▶ [Task requirements]: Look through the records and report how many lines include the word "Некоторые", with no other words.

[Dataset entries]

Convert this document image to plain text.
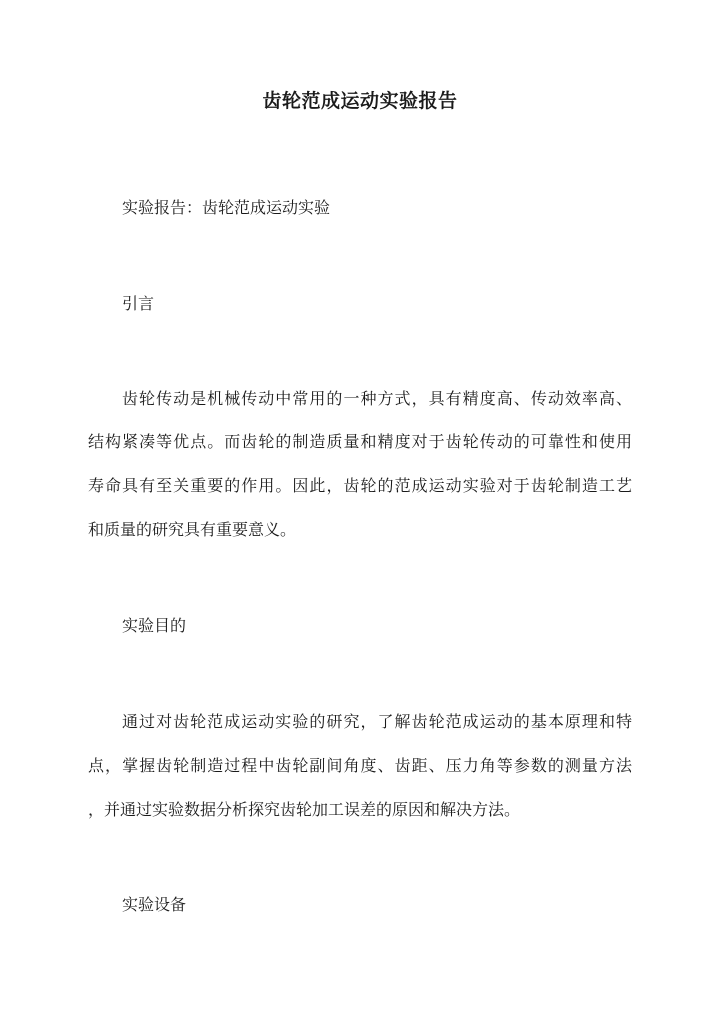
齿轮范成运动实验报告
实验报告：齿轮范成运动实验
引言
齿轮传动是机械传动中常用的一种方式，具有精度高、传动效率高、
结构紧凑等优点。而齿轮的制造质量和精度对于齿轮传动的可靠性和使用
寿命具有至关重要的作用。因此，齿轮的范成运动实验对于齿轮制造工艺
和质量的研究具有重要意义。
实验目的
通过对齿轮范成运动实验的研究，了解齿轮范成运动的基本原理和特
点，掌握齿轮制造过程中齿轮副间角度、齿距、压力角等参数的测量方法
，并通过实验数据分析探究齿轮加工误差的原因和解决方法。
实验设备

==

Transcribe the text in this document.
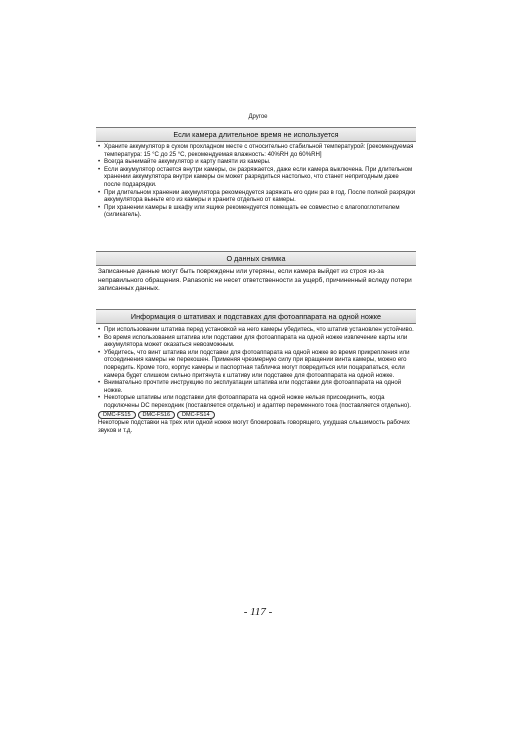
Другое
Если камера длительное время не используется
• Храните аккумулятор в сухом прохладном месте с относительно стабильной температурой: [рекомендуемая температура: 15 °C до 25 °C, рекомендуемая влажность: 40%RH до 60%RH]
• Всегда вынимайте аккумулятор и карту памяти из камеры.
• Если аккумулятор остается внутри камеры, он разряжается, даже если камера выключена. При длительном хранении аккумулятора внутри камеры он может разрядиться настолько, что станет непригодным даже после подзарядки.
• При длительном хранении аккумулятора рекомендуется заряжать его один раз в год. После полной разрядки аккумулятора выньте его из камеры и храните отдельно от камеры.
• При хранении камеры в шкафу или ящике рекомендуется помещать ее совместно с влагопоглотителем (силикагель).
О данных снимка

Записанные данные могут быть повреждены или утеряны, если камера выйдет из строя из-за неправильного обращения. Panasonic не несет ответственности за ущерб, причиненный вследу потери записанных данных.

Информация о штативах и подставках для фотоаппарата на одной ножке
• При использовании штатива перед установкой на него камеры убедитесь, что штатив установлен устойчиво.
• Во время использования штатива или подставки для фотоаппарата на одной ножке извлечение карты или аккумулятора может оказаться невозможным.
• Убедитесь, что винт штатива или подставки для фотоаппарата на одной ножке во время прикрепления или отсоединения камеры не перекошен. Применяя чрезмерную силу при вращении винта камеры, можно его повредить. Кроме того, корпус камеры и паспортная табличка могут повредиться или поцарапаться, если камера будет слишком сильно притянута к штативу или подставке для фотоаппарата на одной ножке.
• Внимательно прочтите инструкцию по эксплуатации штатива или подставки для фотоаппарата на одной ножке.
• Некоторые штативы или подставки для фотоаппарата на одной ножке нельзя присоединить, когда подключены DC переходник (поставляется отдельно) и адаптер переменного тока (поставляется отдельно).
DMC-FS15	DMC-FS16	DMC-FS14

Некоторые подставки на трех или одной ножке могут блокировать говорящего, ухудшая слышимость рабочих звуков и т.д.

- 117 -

▶ [Output below]: 2